[start of Task data]

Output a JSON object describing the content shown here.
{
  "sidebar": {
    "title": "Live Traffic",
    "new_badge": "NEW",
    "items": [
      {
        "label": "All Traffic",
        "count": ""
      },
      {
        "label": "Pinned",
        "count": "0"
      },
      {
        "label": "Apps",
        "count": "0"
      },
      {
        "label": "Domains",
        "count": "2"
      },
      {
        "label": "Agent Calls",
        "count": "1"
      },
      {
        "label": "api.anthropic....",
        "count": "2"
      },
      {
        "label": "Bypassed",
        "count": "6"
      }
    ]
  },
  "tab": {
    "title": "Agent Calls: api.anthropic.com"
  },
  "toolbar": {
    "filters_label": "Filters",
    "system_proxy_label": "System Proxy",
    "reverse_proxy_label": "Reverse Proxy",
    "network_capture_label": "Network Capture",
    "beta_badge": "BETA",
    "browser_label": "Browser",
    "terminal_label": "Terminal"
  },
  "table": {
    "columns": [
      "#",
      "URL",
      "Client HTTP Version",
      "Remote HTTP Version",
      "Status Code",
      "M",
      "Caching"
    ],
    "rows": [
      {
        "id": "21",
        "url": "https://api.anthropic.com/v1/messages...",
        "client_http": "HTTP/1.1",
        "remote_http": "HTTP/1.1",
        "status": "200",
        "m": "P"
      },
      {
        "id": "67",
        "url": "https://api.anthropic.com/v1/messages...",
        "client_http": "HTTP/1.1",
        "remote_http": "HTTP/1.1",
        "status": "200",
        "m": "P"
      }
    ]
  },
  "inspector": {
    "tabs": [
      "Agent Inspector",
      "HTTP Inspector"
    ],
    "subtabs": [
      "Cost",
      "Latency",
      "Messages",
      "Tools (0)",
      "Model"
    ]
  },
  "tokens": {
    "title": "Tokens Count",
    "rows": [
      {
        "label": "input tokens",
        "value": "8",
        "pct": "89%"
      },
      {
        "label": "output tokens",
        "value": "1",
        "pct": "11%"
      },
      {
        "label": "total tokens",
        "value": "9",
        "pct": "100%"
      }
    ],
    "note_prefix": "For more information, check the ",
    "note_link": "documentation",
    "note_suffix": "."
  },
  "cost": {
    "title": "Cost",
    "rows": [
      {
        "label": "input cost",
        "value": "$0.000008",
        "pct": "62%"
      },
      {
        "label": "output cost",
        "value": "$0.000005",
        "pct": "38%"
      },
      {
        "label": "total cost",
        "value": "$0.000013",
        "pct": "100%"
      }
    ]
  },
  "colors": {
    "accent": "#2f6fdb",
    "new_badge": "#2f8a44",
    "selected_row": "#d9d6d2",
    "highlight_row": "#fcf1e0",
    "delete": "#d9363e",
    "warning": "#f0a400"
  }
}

[end of Task data]

All of the lines above must be returned exactly.

Output a JSON object describing the content shown here.
{
  "sidebar": {
    "title": "Live Traffic",
    "new_badge": "NEW",
    "items": [
      {
        "label": "All Traffic",
        "count": ""
      },
      {
        "label": "Pinned",
        "count": "0"
      },
      {
        "label": "Apps",
        "count": "0"
      },
      {
        "label": "Domains",
        "count": "2"
      },
      {
        "label": "Agent Calls",
        "count": "1"
      },
      {
        "label": "api.anthropic....",
        "count": "2"
      },
      {
        "label": "Bypassed",
        "count": "6"
      }
    ]
  },
  "tab": {
    "title": "Agent Calls: api.anthropic.com"
  },
  "toolbar": {
    "filters_label": "Filters",
    "system_proxy_label": "System Proxy",
    "reverse_proxy_label": "Reverse Proxy",
    "network_capture_label": "Network Capture",
    "beta_badge": "BETA",
    "browser_label": "Browser",
    "terminal_label": "Terminal"
  },
  "table": {
    "columns": [
      "#",
      "URL",
      "Client HTTP Version",
      "Remote HTTP Version",
      "Status Code",
      "M",
      "Caching"
    ],
    "rows": [
      {
        "id": "21",
        "url": "https://api.anthropic.com/v1/messages...",
        "client_http": "HTTP/1.1",
        "remote_http": "HTTP/1.1",
        "status": "200",
        "m": "P"
      },
      {
        "id": "67",
        "url": "https://api.anthropic.com/v1/messages...",
        "client_http": "HTTP/1.1",
        "remote_http": "HTTP/1.1",
        "status": "200",
        "m": "P"
      }
    ]
  },
  "inspector": {
    "tabs": [
      "Agent Inspector",
      "HTTP Inspector"
    ],
    "subtabs": [
      "Cost",
      "Latency",
      "Messages",
      "Tools (0)",
      "Model"
    ]
  },
  "tokens": {
    "title": "Tokens Count",
    "rows": [
      {
        "label": "input tokens",
        "value": "8",
        "pct": "89%"
      },
      {
        "label": "output tokens",
        "value": "1",
        "pct": "11%"
      },
      {
        "label": "total tokens",
        "value": "9",
        "pct": "100%"
      }
    ],
    "note_prefix": "For more information, check the ",
    "note_link": "documentation",
    "note_suffix": "."
  },
  "cost": {
    "title": "Cost",
    "rows": [
      {
        "label": "input cost",
        "value": "$0.000008",
        "pct": "62%"
      },
      {
        "label": "output cost",
        "value": "$0.000005",
        "pct": "38%"
      },
      {
        "label": "total cost",
        "value": "$0.000013",
        "pct": "100%"
      }
    ]
  },
  "colors": {
    "accent": "#2f6fdb",
    "new_badge": "#2f8a44",
    "selected_row": "#d9d6d2",
    "highlight_row": "#fcf1e0",
    "delete": "#d9363e",
    "warning": "#f0a400"
  }
}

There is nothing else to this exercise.